--- start ---

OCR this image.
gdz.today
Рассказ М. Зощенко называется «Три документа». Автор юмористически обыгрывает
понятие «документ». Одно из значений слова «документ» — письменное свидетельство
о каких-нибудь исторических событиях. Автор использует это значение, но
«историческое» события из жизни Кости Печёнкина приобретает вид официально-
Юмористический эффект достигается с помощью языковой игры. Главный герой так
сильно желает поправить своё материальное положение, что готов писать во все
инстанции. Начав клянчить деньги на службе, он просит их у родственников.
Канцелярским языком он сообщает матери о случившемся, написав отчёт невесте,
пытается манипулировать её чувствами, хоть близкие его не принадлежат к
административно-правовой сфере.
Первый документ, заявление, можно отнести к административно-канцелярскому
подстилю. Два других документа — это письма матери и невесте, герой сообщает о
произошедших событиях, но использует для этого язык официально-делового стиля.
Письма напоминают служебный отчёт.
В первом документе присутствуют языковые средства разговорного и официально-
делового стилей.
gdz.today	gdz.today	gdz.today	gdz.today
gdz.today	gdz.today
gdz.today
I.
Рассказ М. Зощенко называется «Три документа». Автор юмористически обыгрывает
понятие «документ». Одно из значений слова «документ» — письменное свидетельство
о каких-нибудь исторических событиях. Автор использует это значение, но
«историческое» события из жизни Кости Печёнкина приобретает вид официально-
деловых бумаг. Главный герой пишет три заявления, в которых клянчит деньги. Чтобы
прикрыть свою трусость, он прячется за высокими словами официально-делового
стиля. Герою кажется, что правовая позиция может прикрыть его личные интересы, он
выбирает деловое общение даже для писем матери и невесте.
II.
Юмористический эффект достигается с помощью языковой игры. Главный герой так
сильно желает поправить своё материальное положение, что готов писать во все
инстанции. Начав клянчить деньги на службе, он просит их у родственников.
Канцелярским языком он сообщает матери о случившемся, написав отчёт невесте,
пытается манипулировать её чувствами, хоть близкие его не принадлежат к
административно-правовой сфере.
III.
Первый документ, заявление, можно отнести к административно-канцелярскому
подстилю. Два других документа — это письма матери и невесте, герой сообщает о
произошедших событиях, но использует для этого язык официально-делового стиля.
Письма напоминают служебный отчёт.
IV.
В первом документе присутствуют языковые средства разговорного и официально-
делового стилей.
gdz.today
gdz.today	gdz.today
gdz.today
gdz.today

--- end ---

EXERCISE BRIEF —
Locate all lines holding the word "прикрыть", then copy them out.

RESULT OF THIS TASK —
прикрыть свою трусость, он прячется за высокими словами официально-делового
стиля. Герою кажется, что правовая позиция может прикрыть его личные интересы, он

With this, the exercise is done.